• _WHAT IS BEING ASKED_: Spot each line in the records below where the word "View" occurs, then copy it.
** begin DATA SUPPLIED **
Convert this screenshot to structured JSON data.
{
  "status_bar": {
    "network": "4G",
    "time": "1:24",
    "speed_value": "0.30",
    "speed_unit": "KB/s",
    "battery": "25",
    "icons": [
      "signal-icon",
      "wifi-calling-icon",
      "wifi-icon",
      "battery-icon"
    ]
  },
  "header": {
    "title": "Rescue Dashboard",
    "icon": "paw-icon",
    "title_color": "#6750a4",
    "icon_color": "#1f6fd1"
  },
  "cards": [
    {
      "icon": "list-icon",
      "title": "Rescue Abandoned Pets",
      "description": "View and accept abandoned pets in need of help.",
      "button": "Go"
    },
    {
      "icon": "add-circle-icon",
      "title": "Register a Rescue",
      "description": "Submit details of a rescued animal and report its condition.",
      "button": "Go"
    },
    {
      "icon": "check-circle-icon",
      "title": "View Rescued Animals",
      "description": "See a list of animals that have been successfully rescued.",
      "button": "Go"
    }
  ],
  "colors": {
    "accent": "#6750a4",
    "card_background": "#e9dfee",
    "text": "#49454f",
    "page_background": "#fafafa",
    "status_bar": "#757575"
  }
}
** end DATA SUPPLIED **
• _RESPONSE_:
      "description": "View and accept abandoned pets in need of help.",
      "title": "View Rescued Animals",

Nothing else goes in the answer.